**Brief**.
Gather each line containing the string "JSON" from these entries.

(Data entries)

▼

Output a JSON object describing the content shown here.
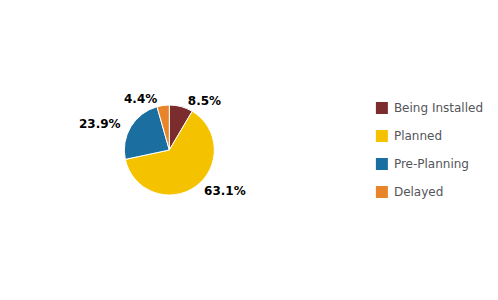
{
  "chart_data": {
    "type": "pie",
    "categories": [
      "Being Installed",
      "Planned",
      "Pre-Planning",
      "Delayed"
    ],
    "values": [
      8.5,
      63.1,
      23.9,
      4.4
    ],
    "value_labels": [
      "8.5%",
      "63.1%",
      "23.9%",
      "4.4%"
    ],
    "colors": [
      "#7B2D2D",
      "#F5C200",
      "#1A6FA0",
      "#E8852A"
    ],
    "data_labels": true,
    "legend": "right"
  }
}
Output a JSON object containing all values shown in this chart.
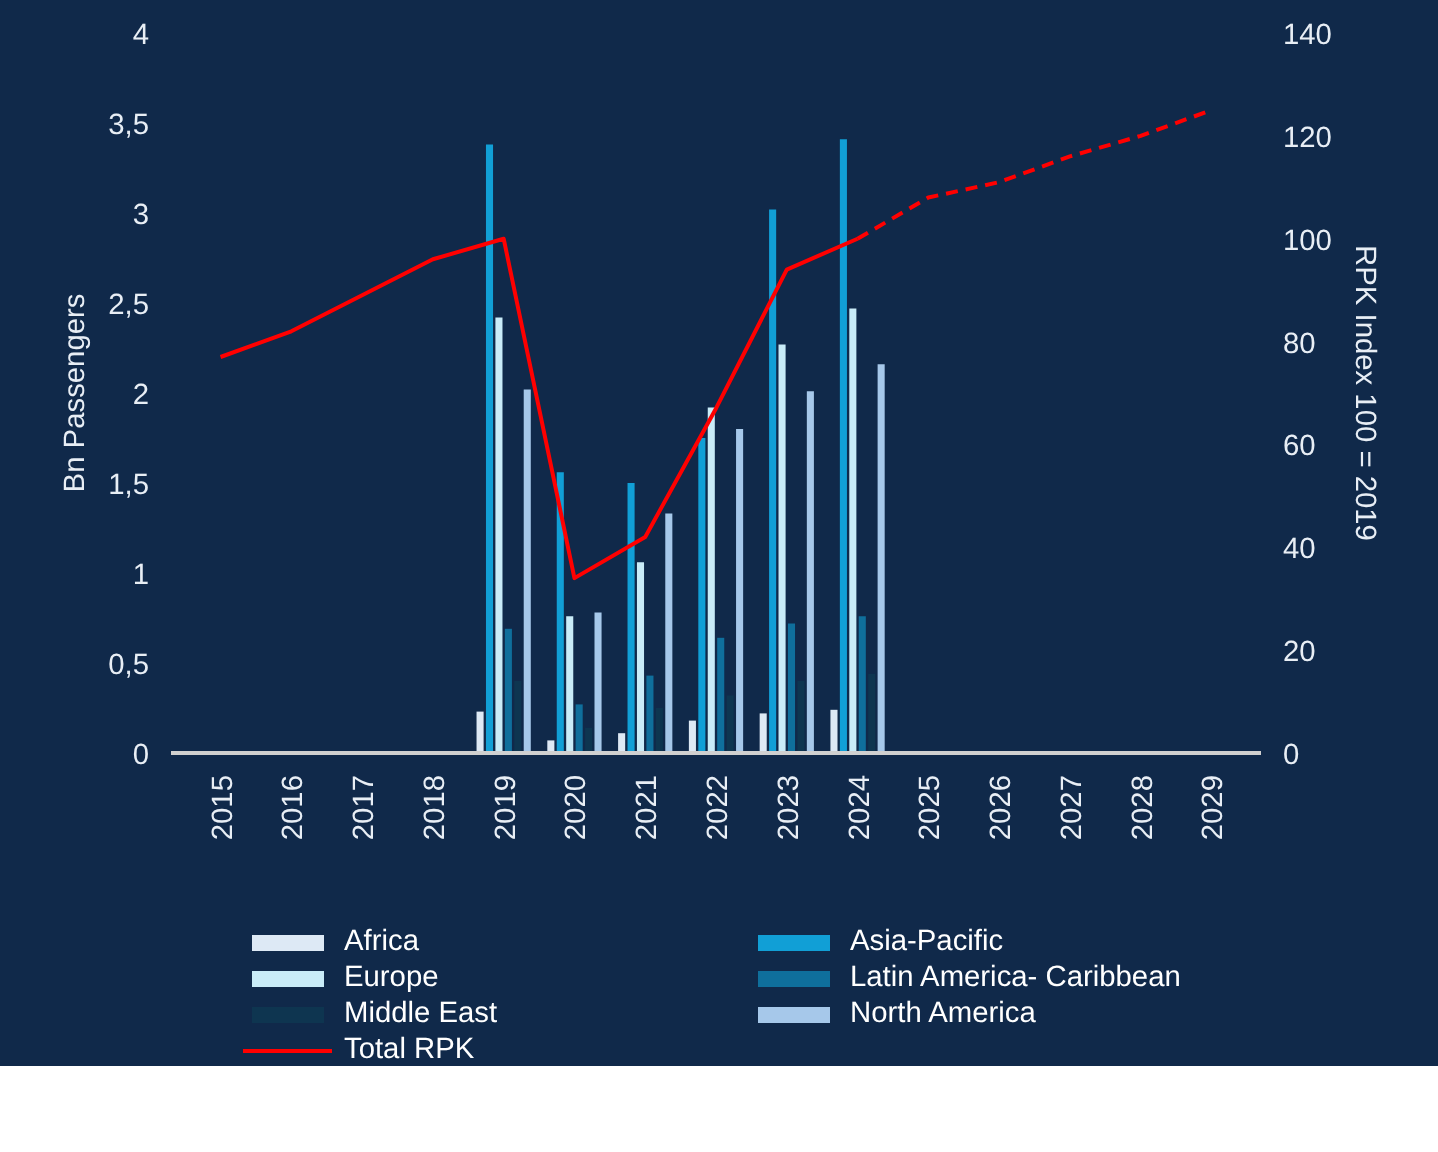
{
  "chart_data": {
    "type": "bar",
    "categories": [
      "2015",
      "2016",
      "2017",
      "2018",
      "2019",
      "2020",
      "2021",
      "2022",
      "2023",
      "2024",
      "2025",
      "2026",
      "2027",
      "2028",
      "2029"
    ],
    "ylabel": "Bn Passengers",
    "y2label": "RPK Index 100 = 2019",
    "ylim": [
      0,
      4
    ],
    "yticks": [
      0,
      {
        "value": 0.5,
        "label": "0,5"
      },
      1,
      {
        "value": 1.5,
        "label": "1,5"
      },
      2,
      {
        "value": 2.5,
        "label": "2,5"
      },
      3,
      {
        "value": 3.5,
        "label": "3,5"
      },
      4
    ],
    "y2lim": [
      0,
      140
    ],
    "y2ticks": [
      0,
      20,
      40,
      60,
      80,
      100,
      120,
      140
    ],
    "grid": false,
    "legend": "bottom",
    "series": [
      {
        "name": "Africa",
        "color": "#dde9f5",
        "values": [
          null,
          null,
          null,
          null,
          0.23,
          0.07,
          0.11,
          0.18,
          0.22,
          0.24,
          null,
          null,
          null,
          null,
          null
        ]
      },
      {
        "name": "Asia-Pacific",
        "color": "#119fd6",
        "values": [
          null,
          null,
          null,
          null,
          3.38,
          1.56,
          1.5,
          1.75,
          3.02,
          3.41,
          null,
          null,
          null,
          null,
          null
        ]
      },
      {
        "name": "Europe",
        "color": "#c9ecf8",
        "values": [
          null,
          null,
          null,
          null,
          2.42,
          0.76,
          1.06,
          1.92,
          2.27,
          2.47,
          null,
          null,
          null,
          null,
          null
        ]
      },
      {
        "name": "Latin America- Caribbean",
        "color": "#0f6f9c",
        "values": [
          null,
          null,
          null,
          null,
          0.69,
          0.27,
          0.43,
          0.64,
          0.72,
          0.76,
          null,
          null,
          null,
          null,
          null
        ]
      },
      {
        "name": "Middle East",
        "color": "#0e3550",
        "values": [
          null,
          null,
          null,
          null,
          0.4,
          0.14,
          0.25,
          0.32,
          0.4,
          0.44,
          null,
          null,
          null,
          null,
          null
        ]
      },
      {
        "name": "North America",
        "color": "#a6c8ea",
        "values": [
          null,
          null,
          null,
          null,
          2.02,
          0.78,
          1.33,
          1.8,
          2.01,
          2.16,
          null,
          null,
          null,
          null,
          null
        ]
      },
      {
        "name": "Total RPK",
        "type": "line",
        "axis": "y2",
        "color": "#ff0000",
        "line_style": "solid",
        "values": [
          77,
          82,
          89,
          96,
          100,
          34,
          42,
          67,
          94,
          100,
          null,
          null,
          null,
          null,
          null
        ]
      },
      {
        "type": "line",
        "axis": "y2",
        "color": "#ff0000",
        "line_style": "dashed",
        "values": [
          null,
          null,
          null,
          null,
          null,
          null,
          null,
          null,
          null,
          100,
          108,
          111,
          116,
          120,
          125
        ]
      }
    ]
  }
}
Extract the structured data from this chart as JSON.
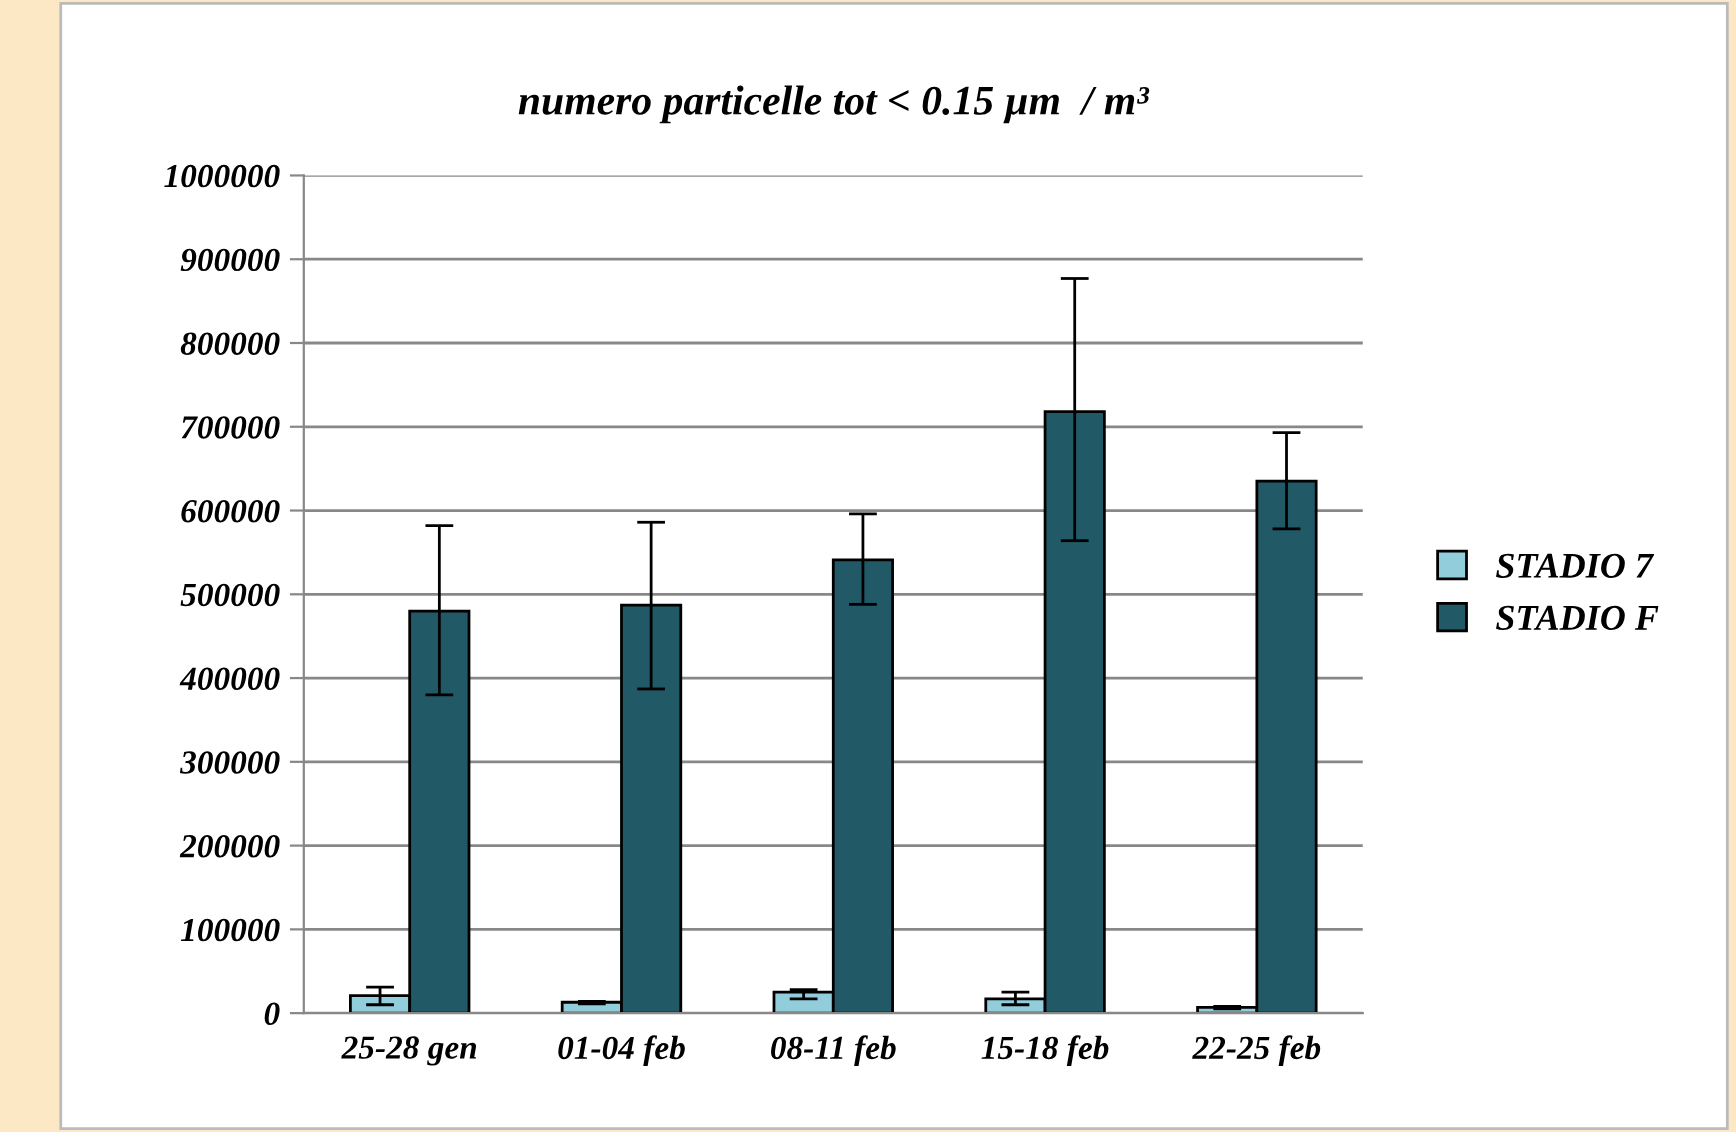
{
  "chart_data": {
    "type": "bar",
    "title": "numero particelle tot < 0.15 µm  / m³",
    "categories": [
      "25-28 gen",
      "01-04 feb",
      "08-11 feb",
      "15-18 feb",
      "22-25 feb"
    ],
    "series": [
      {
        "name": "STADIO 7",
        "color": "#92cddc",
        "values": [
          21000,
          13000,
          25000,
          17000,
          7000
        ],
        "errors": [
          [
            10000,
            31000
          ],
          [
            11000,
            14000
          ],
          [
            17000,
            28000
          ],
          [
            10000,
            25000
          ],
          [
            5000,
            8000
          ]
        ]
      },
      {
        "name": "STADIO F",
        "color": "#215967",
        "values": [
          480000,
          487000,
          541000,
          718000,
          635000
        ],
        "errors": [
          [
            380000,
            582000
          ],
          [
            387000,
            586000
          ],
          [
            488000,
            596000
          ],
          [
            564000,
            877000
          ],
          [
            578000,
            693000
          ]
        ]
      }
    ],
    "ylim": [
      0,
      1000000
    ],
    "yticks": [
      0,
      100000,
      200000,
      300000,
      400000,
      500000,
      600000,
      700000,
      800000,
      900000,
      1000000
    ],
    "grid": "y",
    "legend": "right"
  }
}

▲

**Solution to the exercise**.
Output a JSON object describing the content shown here.
Output a JSON object containing all values shown in this chart.
Extract the structured data from this chart as JSON.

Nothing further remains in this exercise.